_Job:_
Separate out the lines that hold "besleme".

* Begin Records for processing *

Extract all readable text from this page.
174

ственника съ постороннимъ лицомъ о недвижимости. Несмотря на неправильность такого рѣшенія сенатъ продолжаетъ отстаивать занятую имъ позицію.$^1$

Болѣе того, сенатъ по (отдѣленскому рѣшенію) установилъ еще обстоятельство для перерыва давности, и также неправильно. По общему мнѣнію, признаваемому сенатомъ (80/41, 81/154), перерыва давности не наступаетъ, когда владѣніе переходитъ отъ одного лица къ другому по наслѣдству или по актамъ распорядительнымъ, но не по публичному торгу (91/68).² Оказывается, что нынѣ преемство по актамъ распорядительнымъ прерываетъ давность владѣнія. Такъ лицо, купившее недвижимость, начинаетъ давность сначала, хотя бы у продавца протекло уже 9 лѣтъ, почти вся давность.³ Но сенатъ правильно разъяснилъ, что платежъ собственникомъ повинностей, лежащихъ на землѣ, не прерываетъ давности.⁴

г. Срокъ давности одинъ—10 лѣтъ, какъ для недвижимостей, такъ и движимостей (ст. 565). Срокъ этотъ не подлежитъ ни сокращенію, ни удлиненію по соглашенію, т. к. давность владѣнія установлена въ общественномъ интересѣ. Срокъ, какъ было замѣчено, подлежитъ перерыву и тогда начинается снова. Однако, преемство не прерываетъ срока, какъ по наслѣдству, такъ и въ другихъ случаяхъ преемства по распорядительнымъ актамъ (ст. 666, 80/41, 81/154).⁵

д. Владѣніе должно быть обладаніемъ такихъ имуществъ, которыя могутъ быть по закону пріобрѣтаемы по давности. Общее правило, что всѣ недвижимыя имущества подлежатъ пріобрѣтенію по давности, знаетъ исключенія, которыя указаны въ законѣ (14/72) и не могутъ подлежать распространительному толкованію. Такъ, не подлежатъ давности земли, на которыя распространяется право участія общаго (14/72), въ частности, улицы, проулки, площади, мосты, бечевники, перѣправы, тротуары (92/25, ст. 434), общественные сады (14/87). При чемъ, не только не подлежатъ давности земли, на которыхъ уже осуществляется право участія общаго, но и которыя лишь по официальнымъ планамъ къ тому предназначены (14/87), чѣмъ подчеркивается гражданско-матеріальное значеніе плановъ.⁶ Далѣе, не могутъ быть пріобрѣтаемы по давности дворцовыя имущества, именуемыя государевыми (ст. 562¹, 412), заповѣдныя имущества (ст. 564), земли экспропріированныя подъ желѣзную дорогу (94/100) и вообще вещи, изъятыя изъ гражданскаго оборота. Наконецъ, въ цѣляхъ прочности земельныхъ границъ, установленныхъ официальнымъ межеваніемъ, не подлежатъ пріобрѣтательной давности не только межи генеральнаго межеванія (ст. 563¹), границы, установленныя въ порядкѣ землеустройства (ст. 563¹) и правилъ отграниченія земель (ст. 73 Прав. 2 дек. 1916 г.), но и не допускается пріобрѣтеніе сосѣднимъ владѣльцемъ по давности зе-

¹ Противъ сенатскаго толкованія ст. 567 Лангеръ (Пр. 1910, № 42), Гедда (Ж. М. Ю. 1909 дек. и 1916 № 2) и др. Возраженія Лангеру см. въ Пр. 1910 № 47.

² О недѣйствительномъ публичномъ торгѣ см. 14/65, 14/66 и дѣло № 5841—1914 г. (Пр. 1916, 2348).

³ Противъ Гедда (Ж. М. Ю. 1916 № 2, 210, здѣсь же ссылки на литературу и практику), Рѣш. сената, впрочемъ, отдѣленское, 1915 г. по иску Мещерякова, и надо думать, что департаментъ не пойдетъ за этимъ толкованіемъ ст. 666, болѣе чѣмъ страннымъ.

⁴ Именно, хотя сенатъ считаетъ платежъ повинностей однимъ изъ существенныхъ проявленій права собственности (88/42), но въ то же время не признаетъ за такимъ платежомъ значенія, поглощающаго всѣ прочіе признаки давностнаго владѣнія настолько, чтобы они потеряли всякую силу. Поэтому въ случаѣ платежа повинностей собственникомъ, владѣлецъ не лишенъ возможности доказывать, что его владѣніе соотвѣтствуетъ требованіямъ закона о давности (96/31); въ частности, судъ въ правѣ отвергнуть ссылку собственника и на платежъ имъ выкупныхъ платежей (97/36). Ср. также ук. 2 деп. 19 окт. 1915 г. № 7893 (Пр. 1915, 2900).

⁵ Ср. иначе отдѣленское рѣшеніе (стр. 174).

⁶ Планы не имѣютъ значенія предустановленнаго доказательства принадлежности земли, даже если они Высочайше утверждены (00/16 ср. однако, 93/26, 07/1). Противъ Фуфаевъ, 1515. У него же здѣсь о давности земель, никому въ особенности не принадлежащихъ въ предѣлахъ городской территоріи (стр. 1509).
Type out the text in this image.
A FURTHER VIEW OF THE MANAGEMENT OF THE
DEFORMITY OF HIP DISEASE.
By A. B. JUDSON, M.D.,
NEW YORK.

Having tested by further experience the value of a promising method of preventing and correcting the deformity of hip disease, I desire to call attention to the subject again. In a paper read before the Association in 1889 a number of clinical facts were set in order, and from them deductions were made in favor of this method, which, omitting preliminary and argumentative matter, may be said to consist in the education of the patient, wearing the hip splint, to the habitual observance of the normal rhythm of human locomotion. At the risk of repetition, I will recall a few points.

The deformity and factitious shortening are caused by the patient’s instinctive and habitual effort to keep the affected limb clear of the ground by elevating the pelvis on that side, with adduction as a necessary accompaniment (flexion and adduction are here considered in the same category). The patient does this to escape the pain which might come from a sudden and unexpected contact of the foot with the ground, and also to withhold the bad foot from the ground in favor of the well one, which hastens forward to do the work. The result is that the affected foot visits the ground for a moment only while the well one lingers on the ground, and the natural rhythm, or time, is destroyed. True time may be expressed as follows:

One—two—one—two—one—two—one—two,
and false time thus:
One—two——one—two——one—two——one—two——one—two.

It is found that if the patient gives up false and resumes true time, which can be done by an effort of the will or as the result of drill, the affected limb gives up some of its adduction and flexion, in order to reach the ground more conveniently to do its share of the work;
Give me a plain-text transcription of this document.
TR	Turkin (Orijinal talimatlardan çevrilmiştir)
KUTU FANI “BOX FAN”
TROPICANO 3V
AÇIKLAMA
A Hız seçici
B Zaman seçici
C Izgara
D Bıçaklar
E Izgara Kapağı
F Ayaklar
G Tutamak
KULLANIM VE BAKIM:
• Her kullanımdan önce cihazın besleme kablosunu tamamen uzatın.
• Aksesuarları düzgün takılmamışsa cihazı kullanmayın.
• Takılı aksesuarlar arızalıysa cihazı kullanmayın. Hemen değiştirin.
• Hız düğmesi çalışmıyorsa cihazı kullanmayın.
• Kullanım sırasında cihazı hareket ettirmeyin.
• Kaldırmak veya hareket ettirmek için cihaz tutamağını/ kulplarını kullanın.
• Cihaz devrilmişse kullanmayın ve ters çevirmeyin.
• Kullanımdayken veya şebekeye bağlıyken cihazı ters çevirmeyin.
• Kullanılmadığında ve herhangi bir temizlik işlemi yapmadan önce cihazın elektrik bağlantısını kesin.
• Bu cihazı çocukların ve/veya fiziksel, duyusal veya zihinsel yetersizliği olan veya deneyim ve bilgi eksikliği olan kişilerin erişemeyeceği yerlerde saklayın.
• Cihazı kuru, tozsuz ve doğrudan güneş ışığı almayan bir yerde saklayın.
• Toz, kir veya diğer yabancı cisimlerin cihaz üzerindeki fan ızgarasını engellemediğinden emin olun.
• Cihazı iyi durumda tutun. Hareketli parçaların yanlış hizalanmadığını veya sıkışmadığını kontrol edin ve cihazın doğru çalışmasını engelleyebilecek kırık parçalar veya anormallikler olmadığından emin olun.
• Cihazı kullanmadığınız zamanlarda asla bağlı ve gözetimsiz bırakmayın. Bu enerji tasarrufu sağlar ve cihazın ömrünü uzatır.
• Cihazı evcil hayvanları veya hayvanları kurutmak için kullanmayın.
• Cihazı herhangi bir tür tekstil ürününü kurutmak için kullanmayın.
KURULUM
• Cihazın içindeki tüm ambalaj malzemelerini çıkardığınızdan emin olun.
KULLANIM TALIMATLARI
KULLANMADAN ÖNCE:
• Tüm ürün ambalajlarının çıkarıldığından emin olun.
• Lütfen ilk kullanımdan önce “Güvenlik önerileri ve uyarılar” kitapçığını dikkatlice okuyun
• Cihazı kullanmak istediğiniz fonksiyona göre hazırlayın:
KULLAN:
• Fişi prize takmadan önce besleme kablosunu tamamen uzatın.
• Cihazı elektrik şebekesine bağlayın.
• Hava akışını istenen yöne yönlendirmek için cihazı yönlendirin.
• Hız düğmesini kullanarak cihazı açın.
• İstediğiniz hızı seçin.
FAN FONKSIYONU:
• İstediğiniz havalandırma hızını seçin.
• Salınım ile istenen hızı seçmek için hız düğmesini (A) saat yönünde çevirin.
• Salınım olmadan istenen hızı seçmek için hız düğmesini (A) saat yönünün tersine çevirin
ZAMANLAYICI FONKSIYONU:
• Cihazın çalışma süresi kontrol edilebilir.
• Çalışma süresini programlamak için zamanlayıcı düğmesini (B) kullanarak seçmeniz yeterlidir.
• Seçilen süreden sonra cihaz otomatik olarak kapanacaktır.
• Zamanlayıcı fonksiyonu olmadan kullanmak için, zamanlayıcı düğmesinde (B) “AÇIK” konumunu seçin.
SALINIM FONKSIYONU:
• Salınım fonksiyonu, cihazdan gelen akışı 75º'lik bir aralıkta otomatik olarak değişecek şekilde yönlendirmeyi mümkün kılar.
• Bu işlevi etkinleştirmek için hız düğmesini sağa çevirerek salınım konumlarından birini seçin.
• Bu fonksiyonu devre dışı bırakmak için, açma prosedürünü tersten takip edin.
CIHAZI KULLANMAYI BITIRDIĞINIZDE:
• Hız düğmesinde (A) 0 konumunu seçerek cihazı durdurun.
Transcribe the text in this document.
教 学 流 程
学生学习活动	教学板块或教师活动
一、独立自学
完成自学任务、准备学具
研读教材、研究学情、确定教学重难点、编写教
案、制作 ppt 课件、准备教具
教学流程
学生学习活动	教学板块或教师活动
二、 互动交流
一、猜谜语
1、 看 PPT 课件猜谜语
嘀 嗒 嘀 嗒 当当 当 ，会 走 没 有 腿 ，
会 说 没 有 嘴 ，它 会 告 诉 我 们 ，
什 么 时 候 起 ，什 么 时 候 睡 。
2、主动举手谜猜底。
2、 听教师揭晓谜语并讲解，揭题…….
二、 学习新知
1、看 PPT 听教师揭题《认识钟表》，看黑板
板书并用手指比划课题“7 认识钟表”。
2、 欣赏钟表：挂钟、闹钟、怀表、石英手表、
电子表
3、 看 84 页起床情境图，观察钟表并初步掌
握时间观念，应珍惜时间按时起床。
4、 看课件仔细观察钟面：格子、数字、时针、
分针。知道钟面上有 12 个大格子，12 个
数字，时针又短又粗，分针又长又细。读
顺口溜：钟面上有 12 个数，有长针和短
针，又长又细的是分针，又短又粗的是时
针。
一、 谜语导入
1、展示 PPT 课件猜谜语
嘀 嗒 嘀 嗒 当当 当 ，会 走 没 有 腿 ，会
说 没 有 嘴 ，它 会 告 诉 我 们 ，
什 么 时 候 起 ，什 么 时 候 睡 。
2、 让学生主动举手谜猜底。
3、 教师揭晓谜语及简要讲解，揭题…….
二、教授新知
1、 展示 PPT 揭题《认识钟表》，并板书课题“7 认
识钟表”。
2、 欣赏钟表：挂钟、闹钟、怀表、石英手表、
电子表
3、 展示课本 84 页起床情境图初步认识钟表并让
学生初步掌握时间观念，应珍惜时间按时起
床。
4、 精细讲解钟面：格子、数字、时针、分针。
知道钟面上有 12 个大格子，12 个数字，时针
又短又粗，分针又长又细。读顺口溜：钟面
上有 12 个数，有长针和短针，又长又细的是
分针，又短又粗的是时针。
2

* End Records for processing *

_Problem solution:_
• Her kullanımdan önce cihazın besleme kablosunu tamamen uzatın.
• Fişi prize takmadan önce besleme kablosunu tamamen uzatın.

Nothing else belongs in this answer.